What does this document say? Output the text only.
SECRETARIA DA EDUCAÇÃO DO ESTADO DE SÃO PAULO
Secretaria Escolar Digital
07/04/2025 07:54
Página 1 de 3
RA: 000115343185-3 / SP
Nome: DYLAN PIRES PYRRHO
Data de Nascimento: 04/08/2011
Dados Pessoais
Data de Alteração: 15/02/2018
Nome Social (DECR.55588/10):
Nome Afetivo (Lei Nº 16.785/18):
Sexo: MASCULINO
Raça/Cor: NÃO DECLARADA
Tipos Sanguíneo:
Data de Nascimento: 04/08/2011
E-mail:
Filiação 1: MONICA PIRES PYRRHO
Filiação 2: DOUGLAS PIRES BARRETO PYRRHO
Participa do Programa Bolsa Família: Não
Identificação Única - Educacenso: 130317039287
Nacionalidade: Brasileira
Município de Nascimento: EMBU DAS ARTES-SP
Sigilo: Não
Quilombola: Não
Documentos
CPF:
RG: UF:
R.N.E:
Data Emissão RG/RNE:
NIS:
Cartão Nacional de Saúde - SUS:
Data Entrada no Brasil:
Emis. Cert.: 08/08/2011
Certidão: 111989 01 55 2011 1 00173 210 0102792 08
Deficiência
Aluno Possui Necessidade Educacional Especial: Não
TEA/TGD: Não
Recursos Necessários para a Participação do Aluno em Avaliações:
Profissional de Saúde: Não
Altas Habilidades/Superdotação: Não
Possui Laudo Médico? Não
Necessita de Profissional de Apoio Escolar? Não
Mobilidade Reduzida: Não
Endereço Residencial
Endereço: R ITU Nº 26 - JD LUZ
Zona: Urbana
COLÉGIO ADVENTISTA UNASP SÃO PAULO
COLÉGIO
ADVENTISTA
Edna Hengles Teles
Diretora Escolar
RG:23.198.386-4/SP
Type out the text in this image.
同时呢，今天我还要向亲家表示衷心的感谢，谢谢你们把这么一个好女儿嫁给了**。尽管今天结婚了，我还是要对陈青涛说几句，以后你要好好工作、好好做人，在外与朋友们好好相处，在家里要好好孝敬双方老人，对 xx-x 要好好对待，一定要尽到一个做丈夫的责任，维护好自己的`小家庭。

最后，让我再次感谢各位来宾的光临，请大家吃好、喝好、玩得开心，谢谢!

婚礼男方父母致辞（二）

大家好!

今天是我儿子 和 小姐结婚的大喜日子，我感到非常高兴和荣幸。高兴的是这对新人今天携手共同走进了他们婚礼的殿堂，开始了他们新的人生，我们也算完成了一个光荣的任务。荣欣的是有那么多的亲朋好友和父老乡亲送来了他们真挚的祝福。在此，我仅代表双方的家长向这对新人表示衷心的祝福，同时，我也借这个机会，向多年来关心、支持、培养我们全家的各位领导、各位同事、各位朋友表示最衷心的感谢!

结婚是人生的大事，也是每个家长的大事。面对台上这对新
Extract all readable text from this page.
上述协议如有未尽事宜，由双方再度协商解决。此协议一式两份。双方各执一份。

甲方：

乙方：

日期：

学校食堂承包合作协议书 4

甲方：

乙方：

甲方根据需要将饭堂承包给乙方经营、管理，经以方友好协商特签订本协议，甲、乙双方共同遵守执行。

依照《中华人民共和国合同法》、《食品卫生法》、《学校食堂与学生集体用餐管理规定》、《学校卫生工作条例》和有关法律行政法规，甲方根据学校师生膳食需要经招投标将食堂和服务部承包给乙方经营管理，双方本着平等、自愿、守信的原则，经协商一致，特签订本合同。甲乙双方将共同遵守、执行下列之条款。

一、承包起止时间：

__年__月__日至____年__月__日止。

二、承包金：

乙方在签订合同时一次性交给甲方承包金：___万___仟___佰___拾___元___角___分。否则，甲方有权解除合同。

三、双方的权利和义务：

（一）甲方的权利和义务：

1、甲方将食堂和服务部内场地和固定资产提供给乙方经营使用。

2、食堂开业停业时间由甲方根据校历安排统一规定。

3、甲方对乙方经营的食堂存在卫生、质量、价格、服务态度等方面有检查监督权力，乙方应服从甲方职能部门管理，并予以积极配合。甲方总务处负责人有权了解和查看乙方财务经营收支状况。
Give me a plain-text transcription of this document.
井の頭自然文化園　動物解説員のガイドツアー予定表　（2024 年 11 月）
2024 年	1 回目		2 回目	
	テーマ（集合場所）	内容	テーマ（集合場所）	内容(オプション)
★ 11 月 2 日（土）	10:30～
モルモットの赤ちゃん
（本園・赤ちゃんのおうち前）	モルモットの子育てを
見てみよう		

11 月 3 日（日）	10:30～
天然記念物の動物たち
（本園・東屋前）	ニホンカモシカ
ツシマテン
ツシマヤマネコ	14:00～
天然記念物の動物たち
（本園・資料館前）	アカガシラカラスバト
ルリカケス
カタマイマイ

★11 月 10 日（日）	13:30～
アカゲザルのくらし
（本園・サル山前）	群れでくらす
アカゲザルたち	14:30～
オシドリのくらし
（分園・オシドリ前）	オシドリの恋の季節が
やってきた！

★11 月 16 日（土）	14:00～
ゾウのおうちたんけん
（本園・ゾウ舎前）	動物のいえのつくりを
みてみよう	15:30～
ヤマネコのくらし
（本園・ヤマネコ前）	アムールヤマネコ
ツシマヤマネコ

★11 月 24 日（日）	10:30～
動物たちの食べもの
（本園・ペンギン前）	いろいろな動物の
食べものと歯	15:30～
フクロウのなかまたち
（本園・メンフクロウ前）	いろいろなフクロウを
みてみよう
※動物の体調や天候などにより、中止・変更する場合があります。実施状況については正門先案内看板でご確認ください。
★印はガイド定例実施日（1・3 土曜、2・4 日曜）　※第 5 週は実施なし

━━━

[DIRECTIONS FOR THIS TASK]: Return all the lines that contain the string "Saúde".

[OUTPUT FOR THIS EXERCISE]:
Cartão Nacional de Saúde - SUS:
Profissional de Saúde: Não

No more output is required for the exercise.